RECORDS SUPPLIED:
= = = = = = =
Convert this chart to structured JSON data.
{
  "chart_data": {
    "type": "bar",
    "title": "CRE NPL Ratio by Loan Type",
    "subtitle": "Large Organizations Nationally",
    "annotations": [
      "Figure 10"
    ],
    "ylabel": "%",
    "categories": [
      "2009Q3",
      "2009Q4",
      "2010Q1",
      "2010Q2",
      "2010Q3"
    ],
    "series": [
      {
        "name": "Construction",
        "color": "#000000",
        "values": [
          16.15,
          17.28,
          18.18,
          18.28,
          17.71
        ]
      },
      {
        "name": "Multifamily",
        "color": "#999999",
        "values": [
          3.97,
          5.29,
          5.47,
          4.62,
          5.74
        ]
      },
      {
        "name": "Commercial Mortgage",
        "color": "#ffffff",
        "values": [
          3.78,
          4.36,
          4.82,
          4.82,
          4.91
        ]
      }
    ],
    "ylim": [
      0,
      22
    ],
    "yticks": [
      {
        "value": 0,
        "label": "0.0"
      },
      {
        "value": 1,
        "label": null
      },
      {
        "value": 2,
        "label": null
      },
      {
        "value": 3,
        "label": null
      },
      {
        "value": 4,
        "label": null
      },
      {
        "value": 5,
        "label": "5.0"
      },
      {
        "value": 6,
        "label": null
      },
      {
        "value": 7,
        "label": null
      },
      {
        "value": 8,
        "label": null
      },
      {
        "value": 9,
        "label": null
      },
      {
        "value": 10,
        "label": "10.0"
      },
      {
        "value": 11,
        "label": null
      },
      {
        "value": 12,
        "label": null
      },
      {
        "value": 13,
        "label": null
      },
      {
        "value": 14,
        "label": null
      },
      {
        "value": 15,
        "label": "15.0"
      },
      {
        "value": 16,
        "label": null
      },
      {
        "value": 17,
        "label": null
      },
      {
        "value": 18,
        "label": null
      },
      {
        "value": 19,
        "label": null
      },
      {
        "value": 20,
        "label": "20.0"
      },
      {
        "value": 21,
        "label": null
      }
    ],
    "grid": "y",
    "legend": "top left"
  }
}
= = = = = = =
WHAT THE EXERCISE ASKS: Repeat all of the records above exactly as they appear.

COMPLETE OUTPUT:
Convert this chart to structured JSON data.
{
  "chart_data": {
    "type": "bar",
    "title": "CRE NPL Ratio by Loan Type",
    "subtitle": "Large Organizations Nationally",
    "annotations": [
      "Figure 10"
    ],
    "ylabel": "%",
    "categories": [
      "2009Q3",
      "2009Q4",
      "2010Q1",
      "2010Q2",
      "2010Q3"
    ],
    "series": [
      {
        "name": "Construction",
        "color": "#000000",
        "values": [
          16.15,
          17.28,
          18.18,
          18.28,
          17.71
        ]
      },
      {
        "name": "Multifamily",
        "color": "#999999",
        "values": [
          3.97,
          5.29,
          5.47,
          4.62,
          5.74
        ]
      },
      {
        "name": "Commercial Mortgage",
        "color": "#ffffff",
        "values": [
          3.78,
          4.36,
          4.82,
          4.82,
          4.91
        ]
      }
    ],
    "ylim": [
      0,
      22
    ],
    "yticks": [
      {
        "value": 0,
        "label": "0.0"
      },
      {
        "value": 1,
        "label": null
      },
      {
        "value": 2,
        "label": null
      },
      {
        "value": 3,
        "label": null
      },
      {
        "value": 4,
        "label": null
      },
      {
        "value": 5,
        "label": "5.0"
      },
      {
        "value": 6,
        "label": null
      },
      {
        "value": 7,
        "label": null
      },
      {
        "value": 8,
        "label": null
      },
      {
        "value": 9,
        "label": null
      },
      {
        "value": 10,
        "label": "10.0"
      },
      {
        "value": 11,
        "label": null
      },
      {
        "value": 12,
        "label": null
      },
      {
        "value": 13,
        "label": null
      },
      {
        "value": 14,
        "label": null
      },
      {
        "value": 15,
        "label": "15.0"
      },
      {
        "value": 16,
        "label": null
      },
      {
        "value": 17,
        "label": null
      },
      {
        "value": 18,
        "label": null
      },
      {
        "value": 19,
        "label": null
      },
      {
        "value": 20,
        "label": "20.0"
      },
      {
        "value": 21,
        "label": null
      }
    ],
    "grid": "y",
    "legend": "top left"
  }
}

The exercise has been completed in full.